Après avoir menacé d’une grève de la faim et écrit au préfet, au maire et au président de l’université, il reçoit un deuxième récépissé, valable jusqu’au 6 juin 2011. Mais le 3 juin, il reçoit une obligation de quitter le territoire. Motivation: le doctorant n’a pas soutenu sa thèse dans le temps imparti (huit ans). Le recours devant le tribunal administratif de Poitiers de Ahmad Mohammadi est rejeté. La requête en appel à la cour administrative d’appel de Bordeaux devait être examinée hier, avec de nombreuses attestations et le soutien de Shirin Ebadi. Le jugement devrait être connu dans une semaine.

Lorsqu’on lui demande s’il se bat pour « rester » en France, l’étudiant chercheur corrige. « Je ne suis pas venu pour rester en France, J’y étais et je compte continuer à y ” être “. Même si j’ai bon espoir de lever l’OQTF, mon combat ne fait que commencer. J’ai écrit au préfet pour lui dire que cette décision n’est pas digne de la République française et que j’irai, s’il le faut, jusqu’à la Cour européenne des droits de l’homme pour la casser. Je ne suis pas amer ni dégoûté, mais je veux défendre les lois de la République et empêcher que la France se ridiculise par des méthodes indignes. L’administration épuise, décourage les étrangers. »

| Consigne |
Répondez à ces questions à partir du texte fourni :
(a) Jusqu'à quelle date le deuxième récépissé était-il valable ?
(b) Quel tribunal a rejeté le recours d'Ahmad Mohammadi ?
(c) Jusqu'à quelle cour le doctorant se dit-il prêt à aller pour casser la décision ?

Annotations des éléments de la page
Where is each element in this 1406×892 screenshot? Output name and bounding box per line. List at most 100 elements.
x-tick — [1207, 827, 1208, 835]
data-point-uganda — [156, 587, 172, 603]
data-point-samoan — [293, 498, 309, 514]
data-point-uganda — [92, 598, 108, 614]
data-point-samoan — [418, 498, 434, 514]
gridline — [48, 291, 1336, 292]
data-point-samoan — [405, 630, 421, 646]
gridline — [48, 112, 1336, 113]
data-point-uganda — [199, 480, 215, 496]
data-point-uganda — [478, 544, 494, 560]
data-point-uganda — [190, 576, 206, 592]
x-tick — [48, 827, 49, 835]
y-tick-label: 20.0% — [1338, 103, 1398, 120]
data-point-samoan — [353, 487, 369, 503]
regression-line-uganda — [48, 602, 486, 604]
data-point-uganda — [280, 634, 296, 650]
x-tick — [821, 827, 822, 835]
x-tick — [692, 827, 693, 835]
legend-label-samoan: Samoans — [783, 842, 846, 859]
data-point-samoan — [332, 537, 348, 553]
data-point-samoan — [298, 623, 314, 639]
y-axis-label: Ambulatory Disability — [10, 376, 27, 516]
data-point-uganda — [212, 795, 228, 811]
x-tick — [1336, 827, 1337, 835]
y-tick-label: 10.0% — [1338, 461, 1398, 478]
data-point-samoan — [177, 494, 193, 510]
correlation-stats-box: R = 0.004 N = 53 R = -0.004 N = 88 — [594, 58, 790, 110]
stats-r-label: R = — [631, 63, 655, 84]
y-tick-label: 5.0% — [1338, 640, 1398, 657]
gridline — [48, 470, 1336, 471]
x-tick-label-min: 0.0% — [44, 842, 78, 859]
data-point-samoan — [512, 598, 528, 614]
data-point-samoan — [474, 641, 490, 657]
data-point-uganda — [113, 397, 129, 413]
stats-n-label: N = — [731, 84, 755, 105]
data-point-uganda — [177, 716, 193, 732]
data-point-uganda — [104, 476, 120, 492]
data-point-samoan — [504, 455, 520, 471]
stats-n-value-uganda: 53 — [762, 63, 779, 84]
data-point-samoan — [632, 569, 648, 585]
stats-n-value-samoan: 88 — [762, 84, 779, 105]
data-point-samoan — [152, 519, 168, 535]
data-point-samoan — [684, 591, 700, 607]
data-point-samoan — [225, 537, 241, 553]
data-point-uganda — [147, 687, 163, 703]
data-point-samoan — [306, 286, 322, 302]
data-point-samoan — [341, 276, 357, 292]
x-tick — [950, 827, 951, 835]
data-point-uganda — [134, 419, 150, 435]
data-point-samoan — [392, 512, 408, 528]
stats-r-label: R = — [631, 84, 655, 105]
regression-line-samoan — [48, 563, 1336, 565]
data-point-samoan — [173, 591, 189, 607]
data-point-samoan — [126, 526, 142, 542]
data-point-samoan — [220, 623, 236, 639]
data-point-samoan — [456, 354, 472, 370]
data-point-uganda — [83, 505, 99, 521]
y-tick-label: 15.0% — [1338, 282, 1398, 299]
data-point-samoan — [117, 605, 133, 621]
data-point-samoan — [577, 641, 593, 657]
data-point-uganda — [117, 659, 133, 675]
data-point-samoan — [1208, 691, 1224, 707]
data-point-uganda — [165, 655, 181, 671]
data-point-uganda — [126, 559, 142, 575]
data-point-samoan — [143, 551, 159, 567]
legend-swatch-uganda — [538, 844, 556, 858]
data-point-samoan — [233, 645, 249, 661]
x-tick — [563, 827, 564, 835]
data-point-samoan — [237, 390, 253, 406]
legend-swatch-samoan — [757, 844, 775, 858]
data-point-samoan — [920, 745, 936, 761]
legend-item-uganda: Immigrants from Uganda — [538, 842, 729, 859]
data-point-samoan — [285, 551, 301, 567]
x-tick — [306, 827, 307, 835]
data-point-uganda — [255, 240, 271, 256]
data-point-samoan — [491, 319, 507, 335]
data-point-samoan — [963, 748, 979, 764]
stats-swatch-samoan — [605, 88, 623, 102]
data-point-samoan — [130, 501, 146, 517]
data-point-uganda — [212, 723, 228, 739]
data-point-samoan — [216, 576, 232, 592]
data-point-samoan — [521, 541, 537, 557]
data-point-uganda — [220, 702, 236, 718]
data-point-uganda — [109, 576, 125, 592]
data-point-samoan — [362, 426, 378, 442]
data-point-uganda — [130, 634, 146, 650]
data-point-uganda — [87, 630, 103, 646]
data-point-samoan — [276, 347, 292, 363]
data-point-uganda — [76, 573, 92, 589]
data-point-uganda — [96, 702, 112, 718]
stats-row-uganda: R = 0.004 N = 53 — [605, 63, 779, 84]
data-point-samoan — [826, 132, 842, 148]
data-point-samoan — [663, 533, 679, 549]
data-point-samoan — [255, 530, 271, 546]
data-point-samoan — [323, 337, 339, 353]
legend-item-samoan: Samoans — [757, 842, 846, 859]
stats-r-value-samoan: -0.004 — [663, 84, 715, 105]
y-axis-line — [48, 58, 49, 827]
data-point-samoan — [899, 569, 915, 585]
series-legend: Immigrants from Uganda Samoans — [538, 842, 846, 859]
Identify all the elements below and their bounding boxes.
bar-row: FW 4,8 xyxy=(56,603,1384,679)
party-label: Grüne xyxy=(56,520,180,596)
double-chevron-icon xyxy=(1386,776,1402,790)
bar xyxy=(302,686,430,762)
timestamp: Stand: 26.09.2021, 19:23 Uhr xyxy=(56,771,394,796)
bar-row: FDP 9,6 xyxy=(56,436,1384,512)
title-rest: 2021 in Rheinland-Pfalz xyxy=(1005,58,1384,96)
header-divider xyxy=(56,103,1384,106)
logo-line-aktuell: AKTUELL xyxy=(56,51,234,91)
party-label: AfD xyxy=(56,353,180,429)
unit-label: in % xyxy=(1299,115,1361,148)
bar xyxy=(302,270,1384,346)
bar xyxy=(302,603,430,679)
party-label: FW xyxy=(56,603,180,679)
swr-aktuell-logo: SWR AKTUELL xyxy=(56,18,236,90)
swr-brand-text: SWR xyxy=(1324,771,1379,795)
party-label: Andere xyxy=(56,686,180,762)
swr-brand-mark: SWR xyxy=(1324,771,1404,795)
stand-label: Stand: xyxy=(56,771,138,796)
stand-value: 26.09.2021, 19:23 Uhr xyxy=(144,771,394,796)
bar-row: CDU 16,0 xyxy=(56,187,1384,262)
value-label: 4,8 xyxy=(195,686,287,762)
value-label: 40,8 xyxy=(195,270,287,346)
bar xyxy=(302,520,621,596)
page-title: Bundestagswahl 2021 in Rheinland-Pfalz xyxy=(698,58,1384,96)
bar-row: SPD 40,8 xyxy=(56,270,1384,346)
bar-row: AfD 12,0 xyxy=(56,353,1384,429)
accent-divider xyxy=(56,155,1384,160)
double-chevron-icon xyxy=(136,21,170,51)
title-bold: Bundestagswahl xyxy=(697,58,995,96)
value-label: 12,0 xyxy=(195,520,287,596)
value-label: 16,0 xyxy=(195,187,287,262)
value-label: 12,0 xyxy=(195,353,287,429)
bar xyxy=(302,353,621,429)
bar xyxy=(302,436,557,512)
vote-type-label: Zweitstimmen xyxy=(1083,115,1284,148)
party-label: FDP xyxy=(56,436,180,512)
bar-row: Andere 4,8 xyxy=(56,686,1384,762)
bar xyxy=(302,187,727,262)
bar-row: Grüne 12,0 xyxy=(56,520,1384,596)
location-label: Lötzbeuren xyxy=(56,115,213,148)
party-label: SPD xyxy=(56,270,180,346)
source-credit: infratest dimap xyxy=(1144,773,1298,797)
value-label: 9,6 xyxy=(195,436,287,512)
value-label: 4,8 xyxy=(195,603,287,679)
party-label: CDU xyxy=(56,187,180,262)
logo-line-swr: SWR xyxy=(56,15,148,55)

| Résultat |
(a) Jusqu'au 6 juin 2011.
(b) Le tribunal administratif de Poitiers.
(c) Jusqu'à la Cour européenne des droits de l'homme.